What is the number of lines that include the word "услуги"? Provide only that figure.

--- START OF Given data ---

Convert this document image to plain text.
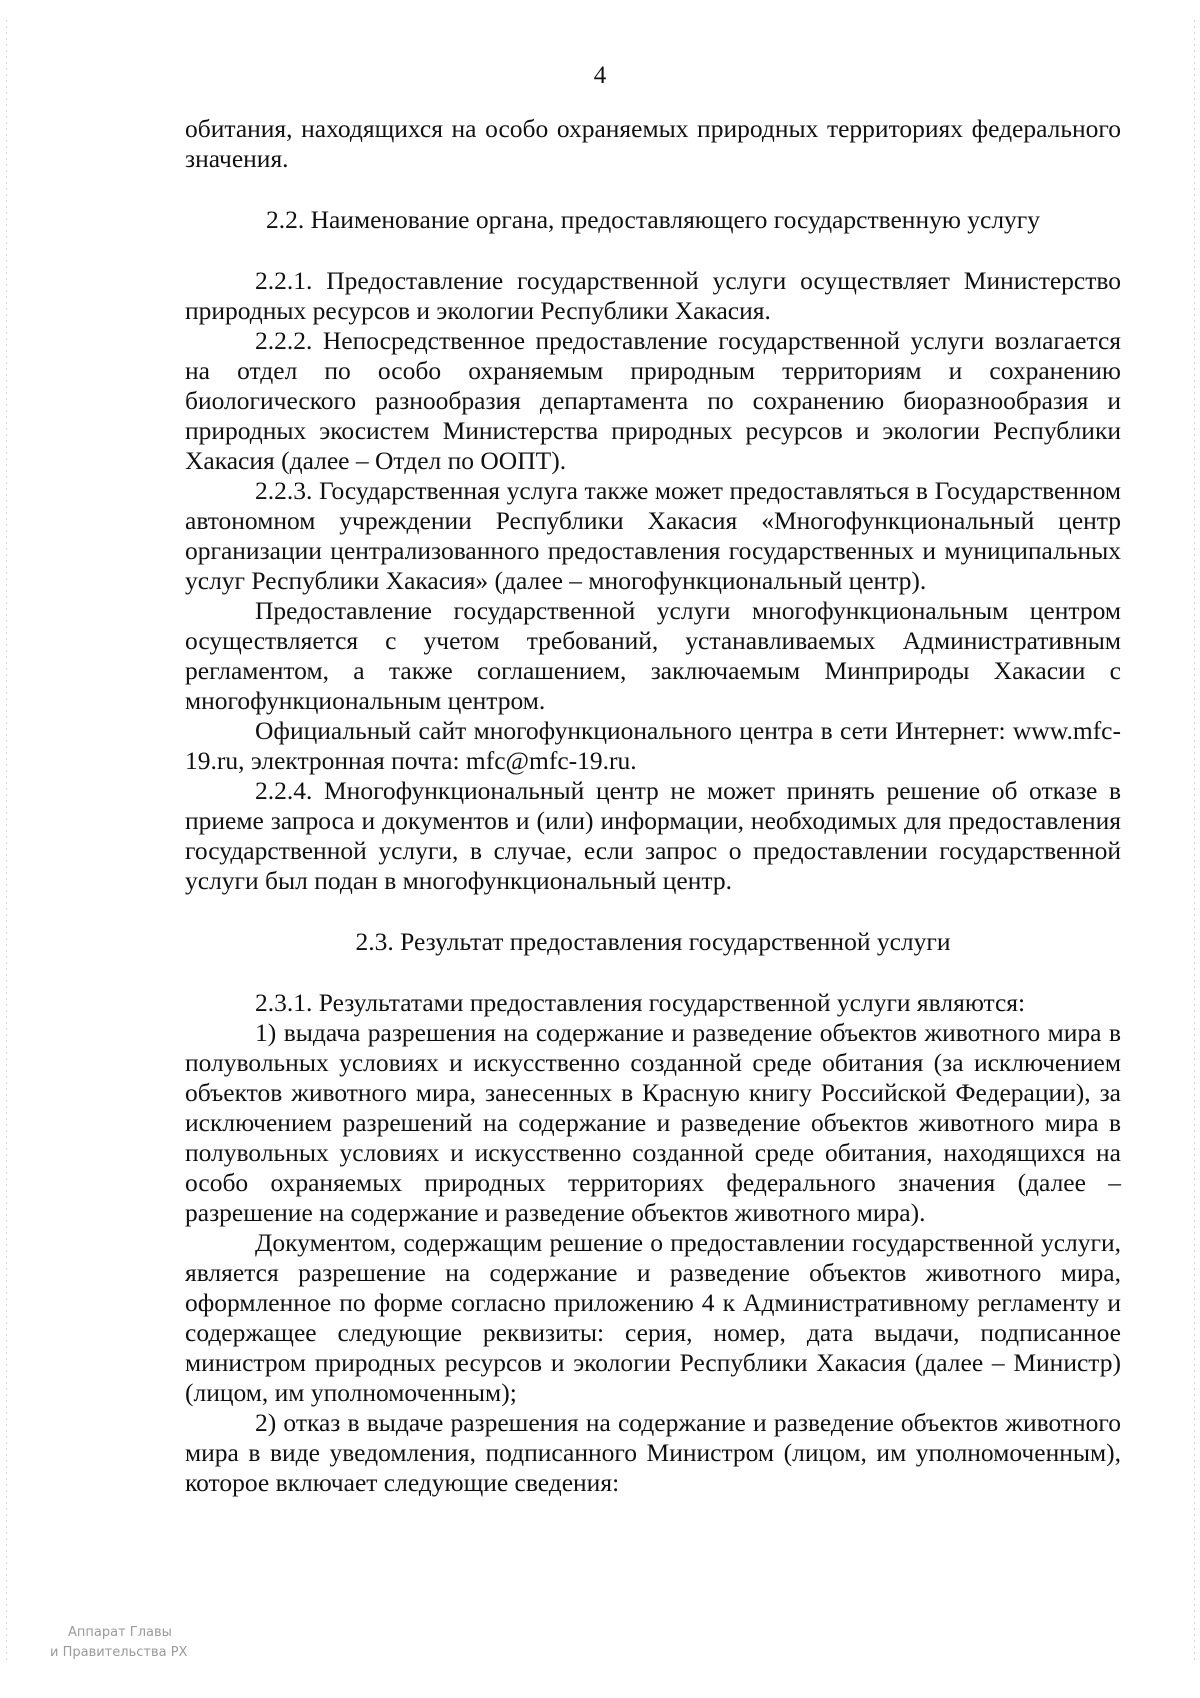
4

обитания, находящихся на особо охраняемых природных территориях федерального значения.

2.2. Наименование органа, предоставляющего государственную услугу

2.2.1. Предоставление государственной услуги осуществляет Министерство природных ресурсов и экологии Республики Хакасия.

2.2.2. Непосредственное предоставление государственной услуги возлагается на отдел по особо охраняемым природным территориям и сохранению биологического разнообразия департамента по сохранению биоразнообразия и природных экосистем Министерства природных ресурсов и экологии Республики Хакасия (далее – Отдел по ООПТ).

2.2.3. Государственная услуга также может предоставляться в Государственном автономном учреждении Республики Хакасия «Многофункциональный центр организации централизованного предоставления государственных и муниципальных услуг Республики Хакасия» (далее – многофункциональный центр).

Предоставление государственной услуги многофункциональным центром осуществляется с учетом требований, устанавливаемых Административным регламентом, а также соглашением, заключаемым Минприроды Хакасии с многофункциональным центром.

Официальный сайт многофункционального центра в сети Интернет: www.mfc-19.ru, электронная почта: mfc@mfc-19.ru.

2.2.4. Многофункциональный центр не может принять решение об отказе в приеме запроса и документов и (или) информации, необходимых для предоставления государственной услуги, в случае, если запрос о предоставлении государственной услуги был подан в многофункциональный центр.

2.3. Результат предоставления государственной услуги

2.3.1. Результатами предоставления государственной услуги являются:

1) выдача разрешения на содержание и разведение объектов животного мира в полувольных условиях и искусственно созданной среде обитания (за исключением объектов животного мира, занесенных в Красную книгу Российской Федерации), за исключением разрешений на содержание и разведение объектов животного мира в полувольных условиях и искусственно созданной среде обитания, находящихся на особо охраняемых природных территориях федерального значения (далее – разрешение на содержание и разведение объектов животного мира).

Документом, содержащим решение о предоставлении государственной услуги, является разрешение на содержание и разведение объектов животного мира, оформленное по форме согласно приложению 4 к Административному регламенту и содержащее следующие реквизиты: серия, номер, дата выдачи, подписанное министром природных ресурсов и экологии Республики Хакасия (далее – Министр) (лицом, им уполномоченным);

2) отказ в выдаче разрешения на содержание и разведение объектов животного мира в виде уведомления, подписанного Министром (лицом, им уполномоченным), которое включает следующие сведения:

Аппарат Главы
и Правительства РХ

--- END OF Given data ---

## Solution for this problem
7